**DATASET RECORDS:**

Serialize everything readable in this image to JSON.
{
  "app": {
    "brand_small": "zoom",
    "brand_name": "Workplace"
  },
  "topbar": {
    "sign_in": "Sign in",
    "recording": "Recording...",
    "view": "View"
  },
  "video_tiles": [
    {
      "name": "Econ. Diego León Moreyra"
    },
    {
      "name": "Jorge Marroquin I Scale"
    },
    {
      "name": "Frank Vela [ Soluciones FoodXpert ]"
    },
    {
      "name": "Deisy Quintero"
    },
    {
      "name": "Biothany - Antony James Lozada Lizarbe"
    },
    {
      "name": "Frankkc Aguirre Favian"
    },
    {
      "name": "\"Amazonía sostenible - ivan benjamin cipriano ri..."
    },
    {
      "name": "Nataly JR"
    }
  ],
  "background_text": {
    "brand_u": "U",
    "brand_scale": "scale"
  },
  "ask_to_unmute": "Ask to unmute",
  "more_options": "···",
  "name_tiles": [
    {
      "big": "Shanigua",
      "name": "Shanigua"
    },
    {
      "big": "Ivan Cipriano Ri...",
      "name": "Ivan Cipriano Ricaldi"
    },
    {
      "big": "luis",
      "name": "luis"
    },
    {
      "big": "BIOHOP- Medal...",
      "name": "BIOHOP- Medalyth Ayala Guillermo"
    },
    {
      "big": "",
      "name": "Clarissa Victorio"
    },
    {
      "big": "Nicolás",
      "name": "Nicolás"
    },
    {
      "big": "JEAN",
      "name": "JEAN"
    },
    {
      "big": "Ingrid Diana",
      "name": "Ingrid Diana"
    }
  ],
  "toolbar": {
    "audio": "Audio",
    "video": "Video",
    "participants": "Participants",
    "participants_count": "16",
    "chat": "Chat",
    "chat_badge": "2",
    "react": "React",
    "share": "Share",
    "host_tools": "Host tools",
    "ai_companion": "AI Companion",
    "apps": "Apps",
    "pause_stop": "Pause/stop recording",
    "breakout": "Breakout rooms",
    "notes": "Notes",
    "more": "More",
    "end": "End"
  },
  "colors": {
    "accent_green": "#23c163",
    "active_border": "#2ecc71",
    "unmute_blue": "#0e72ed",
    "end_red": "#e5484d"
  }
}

**PROMPT:** Return every line containing "BIOHOP".

**THE REPLY:**
      "big": "BIOHOP- Medal...",
      "name": "BIOHOP- Medalyth Ayala Guillermo"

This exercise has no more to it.